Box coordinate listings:
☆ ☆ ☆ ☆ ☆ ☆ ☆

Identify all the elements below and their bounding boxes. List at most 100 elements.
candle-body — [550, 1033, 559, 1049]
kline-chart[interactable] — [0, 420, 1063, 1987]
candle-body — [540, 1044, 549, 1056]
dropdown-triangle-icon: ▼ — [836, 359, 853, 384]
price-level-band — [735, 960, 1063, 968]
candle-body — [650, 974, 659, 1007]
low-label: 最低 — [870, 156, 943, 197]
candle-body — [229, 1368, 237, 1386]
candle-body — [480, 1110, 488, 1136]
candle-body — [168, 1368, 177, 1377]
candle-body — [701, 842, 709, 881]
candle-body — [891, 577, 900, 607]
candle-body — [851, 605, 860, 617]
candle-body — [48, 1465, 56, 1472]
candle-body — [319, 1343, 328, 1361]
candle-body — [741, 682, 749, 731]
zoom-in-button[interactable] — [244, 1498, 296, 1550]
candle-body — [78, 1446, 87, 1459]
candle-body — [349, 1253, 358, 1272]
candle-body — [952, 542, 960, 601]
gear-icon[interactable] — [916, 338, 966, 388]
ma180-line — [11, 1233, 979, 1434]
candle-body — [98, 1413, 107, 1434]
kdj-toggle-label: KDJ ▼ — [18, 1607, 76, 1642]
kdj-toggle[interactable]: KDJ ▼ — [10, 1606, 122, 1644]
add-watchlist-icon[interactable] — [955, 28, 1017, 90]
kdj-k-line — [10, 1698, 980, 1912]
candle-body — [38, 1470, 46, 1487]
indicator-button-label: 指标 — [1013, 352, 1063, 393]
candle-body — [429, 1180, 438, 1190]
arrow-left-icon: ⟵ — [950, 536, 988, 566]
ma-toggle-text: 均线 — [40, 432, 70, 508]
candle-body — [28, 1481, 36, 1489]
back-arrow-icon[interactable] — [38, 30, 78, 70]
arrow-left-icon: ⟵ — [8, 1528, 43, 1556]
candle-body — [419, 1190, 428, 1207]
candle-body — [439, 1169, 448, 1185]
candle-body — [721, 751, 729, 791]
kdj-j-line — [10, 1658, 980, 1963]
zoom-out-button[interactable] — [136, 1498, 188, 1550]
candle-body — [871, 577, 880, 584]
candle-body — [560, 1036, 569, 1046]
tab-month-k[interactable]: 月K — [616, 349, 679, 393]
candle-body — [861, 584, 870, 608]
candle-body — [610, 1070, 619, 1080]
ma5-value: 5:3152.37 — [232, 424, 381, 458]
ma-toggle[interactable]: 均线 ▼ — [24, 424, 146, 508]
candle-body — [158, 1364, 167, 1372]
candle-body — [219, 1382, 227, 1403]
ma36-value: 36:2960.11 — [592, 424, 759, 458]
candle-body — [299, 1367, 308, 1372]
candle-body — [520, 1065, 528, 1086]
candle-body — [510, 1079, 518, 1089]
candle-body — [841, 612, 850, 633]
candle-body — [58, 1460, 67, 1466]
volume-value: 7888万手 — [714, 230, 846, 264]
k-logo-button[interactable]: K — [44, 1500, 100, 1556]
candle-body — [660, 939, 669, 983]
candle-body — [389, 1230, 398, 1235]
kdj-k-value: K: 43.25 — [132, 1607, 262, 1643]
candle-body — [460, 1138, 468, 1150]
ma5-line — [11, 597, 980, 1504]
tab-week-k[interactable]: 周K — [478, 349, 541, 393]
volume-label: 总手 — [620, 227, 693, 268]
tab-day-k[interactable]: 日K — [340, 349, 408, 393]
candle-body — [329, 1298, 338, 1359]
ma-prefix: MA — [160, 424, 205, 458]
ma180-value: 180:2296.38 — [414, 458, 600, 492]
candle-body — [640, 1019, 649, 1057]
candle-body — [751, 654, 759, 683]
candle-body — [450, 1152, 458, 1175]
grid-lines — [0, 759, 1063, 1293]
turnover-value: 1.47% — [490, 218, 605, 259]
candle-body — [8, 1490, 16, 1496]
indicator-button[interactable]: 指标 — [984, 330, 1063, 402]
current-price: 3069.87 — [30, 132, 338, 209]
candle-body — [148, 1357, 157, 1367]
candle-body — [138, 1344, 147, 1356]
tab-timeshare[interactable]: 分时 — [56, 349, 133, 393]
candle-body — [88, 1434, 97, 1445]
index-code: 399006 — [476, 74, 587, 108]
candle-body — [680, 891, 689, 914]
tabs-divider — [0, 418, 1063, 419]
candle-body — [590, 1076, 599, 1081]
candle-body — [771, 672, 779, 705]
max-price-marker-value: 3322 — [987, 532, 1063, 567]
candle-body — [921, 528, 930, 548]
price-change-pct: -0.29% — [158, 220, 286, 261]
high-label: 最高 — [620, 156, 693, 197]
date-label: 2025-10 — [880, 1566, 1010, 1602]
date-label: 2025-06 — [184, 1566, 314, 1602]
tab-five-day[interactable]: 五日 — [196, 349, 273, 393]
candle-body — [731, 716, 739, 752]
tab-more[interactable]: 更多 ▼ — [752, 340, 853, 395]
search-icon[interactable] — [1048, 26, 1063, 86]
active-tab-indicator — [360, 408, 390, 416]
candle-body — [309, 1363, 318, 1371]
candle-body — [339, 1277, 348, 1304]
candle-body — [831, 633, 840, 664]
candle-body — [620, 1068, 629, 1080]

☆ ☆ ☆ ☆ ☆ ☆ ☆

» **What is being asked**
Please copy the data word for word. Begin at its first line and stop after the line that contains "candle-body — [319, 1343, 328, 1361]".

» **Solution to this exercise**
Identify all the elements below and their bounding boxes. List at most 100 elements.
candle-body — [550, 1033, 559, 1049]
kline-chart[interactable] — [0, 420, 1063, 1987]
candle-body — [540, 1044, 549, 1056]
dropdown-triangle-icon: ▼ — [836, 359, 853, 384]
price-level-band — [735, 960, 1063, 968]
candle-body — [650, 974, 659, 1007]
low-label: 最低 — [870, 156, 943, 197]
candle-body — [229, 1368, 237, 1386]
candle-body — [480, 1110, 488, 1136]
candle-body — [168, 1368, 177, 1377]
candle-body — [701, 842, 709, 881]
candle-body — [891, 577, 900, 607]
candle-body — [851, 605, 860, 617]
candle-body — [48, 1465, 56, 1472]
candle-body — [319, 1343, 328, 1361]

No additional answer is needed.